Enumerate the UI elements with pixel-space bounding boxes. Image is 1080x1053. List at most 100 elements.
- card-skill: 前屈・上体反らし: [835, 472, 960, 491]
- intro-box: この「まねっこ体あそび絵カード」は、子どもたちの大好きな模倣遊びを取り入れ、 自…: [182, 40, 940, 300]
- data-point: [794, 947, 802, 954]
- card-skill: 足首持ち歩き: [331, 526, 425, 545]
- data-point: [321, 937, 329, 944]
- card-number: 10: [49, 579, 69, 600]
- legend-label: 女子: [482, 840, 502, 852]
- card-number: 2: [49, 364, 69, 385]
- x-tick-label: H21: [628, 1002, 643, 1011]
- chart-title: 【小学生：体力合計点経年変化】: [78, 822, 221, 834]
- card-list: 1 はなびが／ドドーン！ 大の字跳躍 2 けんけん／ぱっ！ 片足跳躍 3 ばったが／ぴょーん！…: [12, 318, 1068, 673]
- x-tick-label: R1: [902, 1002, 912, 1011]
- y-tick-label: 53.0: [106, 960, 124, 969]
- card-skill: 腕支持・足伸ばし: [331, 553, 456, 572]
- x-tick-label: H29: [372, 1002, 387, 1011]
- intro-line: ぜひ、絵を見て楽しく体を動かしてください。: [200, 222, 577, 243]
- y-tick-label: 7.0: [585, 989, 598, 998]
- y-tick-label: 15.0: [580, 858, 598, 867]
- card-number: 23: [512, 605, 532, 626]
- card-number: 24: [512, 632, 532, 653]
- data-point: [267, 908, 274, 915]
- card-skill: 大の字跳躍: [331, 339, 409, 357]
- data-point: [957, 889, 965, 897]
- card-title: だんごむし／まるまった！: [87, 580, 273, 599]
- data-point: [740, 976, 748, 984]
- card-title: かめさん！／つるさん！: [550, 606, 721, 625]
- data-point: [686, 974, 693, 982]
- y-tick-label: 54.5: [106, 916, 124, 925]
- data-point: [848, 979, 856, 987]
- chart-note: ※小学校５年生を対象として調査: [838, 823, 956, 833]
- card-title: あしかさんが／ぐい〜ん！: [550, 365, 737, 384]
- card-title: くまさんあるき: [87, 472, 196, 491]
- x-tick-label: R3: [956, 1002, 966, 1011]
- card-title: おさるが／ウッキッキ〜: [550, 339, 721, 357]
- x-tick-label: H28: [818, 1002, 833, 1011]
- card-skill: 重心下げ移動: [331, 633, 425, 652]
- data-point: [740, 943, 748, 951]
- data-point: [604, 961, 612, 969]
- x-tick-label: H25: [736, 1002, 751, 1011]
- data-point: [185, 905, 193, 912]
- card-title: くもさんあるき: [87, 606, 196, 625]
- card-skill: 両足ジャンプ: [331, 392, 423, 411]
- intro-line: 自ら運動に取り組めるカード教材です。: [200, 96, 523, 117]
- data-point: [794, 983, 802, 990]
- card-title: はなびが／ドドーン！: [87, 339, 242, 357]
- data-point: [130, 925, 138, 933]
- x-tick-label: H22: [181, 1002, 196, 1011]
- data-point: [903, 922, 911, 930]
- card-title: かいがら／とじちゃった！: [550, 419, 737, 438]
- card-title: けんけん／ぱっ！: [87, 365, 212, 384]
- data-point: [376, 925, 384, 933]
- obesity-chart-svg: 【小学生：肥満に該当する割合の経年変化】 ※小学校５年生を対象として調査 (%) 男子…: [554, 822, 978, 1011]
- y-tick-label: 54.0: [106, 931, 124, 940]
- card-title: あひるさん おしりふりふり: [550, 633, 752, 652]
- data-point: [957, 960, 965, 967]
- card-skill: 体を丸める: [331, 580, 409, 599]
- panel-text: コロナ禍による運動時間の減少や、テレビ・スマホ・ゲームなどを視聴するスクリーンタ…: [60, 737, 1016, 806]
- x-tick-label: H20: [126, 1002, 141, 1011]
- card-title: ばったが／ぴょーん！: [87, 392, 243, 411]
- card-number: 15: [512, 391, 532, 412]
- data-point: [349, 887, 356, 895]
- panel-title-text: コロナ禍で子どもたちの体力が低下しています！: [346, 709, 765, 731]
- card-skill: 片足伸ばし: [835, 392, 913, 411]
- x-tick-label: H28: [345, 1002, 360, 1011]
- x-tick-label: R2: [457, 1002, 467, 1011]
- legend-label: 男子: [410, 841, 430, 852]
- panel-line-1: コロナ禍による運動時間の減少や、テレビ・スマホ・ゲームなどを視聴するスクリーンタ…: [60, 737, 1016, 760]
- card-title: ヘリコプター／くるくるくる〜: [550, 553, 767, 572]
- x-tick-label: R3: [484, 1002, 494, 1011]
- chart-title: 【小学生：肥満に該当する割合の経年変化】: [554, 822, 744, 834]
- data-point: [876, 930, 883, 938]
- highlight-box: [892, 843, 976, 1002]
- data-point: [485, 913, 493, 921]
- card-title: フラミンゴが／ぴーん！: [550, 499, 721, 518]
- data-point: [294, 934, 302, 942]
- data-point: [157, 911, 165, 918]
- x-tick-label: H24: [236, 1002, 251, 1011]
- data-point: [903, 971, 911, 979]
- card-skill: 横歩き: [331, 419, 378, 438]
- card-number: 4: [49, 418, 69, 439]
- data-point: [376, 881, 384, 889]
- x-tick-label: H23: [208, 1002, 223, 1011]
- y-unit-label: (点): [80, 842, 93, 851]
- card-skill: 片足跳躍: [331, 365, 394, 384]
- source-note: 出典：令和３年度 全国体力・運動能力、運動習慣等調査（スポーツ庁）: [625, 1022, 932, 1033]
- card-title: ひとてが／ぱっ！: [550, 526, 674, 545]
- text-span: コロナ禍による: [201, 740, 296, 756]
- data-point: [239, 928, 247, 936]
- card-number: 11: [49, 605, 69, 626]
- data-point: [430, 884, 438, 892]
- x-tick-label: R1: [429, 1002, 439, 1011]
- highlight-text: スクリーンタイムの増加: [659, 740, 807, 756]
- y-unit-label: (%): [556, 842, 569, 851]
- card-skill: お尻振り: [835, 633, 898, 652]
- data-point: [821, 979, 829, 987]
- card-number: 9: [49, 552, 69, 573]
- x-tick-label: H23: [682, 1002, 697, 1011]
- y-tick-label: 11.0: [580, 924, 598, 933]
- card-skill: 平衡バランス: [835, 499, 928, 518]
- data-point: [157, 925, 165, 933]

Work to complete: Reproduce all of the entries above word for word, keeping every line unchanged and in the same order.

Correct response:
Enumerate the UI elements with pixel-space bounding boxes. Image is 1080x1053. List at most 100 elements.
- card-skill: 前屈・上体反らし: [835, 472, 960, 491]
- intro-box: この「まねっこ体あそび絵カード」は、子どもたちの大好きな模倣遊びを取り入れ、 自…: [182, 40, 940, 300]
- data-point: [794, 947, 802, 954]
- card-skill: 足首持ち歩き: [331, 526, 425, 545]
- data-point: [321, 937, 329, 944]
- card-number: 10: [49, 579, 69, 600]
- legend-label: 女子: [482, 840, 502, 852]
- card-number: 2: [49, 364, 69, 385]
- x-tick-label: H21: [628, 1002, 643, 1011]
- chart-title: 【小学生：体力合計点経年変化】: [78, 822, 221, 834]
- card-list: 1 はなびが／ドドーン！ 大の字跳躍 2 けんけん／ぱっ！ 片足跳躍 3 ばったが／ぴょーん！…: [12, 318, 1068, 673]
- x-tick-label: R1: [902, 1002, 912, 1011]
- y-tick-label: 53.0: [106, 960, 124, 969]
- card-skill: 腕支持・足伸ばし: [331, 553, 456, 572]
- x-tick-label: H29: [372, 1002, 387, 1011]
- intro-line: ぜひ、絵を見て楽しく体を動かしてください。: [200, 222, 577, 243]
- y-tick-label: 7.0: [585, 989, 598, 998]
- y-tick-label: 15.0: [580, 858, 598, 867]
- card-number: 23: [512, 605, 532, 626]
- card-number: 24: [512, 632, 532, 653]
- data-point: [267, 908, 274, 915]
- card-skill: 大の字跳躍: [331, 339, 409, 357]
- data-point: [957, 889, 965, 897]
- card-title: だんごむし／まるまった！: [87, 580, 273, 599]
- data-point: [740, 976, 748, 984]
- card-title: かめさん！／つるさん！: [550, 606, 721, 625]
- data-point: [686, 974, 693, 982]
- y-tick-label: 54.5: [106, 916, 124, 925]
- data-point: [848, 979, 856, 987]
- chart-note: ※小学校５年生を対象として調査: [838, 823, 956, 833]
- card-title: あしかさんが／ぐい〜ん！: [550, 365, 737, 384]
- card-title: くまさんあるき: [87, 472, 196, 491]
- x-tick-label: R3: [956, 1002, 966, 1011]
- card-title: おさるが／ウッキッキ〜: [550, 339, 721, 357]
- x-tick-label: H28: [818, 1002, 833, 1011]
- card-skill: 重心下げ移動: [331, 633, 425, 652]
- data-point: [740, 943, 748, 951]
- data-point: [604, 961, 612, 969]
- x-tick-label: H25: [736, 1002, 751, 1011]
- data-point: [185, 905, 193, 912]
- card-title: くもさんあるき: [87, 606, 196, 625]
- card-skill: 両足ジャンプ: [331, 392, 423, 411]
- intro-line: 自ら運動に取り組めるカード教材です。: [200, 96, 523, 117]
- data-point: [794, 983, 802, 990]
- card-title: はなびが／ドドーン！: [87, 339, 242, 357]
- data-point: [130, 925, 138, 933]
- x-tick-label: H22: [181, 1002, 196, 1011]
- data-point: [903, 922, 911, 930]
- card-title: かいがら／とじちゃった！: [550, 419, 737, 438]
- card-title: けんけん／ぱっ！: [87, 365, 212, 384]
- data-point: [376, 925, 384, 933]
- obesity-chart-svg: 【小学生：肥満に該当する割合の経年変化】 ※小学校５年生を対象として調査 (%) 男子…: [554, 822, 978, 1011]
- y-tick-label: 54.0: [106, 931, 124, 940]
- card-title: あひるさん おしりふりふり: [550, 633, 752, 652]
- data-point: [957, 960, 965, 967]
- card-skill: 体を丸める: [331, 580, 409, 599]
- panel-text: コロナ禍による運動時間の減少や、テレビ・スマホ・ゲームなどを視聴するスクリーンタ…: [60, 737, 1016, 806]
- x-tick-label: H20: [126, 1002, 141, 1011]
- card-title: ばったが／ぴょーん！: [87, 392, 243, 411]
- card-number: 15: [512, 391, 532, 412]
- data-point: [349, 887, 356, 895]
- panel-title-text: コロナ禍で子どもたちの体力が低下しています！: [346, 709, 765, 731]
- card-skill: 片足伸ばし: [835, 392, 913, 411]
- x-tick-label: H28: [345, 1002, 360, 1011]
- x-tick-label: R2: [457, 1002, 467, 1011]
- legend-label: 男子: [410, 841, 430, 852]
- panel-line-1: コロナ禍による運動時間の減少や、テレビ・スマホ・ゲームなどを視聴するスクリーンタ…: [60, 737, 1016, 760]
- card-title: ヘリコプター／くるくるくる〜: [550, 553, 767, 572]
- x-tick-label: R3: [484, 1002, 494, 1011]
- chart-title: 【小学生：肥満に該当する割合の経年変化】: [554, 822, 744, 834]
- data-point: [876, 930, 883, 938]
- highlight-box: [892, 843, 976, 1002]
- data-point: [485, 913, 493, 921]
- card-title: フラミンゴが／ぴーん！: [550, 499, 721, 518]
- data-point: [294, 934, 302, 942]
- data-point: [157, 911, 165, 918]
- x-tick-label: H24: [236, 1002, 251, 1011]
- data-point: [903, 971, 911, 979]
- card-skill: 横歩き: [331, 419, 378, 438]
- card-number: 4: [49, 418, 69, 439]
- data-point: [376, 881, 384, 889]
- x-tick-label: H23: [208, 1002, 223, 1011]
- y-unit-label: (点): [80, 842, 93, 851]
- card-skill: 片足跳躍: [331, 365, 394, 384]
- source-note: 出典：令和３年度 全国体力・運動能力、運動習慣等調査（スポーツ庁）: [625, 1022, 932, 1033]
- card-title: ひとてが／ぱっ！: [550, 526, 674, 545]
- text-span: コロナ禍による: [201, 740, 296, 756]
- data-point: [239, 928, 247, 936]
- card-number: 11: [49, 605, 69, 626]
- data-point: [430, 884, 438, 892]
- x-tick-label: R1: [429, 1002, 439, 1011]
- highlight-text: スクリーンタイムの増加: [659, 740, 807, 756]
- y-unit-label: (%): [556, 842, 569, 851]
- card-skill: お尻振り: [835, 633, 898, 652]
- data-point: [821, 979, 829, 987]
- card-number: 9: [49, 552, 69, 573]
- x-tick-label: H23: [682, 1002, 697, 1011]
- y-tick-label: 11.0: [580, 924, 598, 933]
- card-skill: 平衡バランス: [835, 499, 928, 518]
- data-point: [157, 925, 165, 933]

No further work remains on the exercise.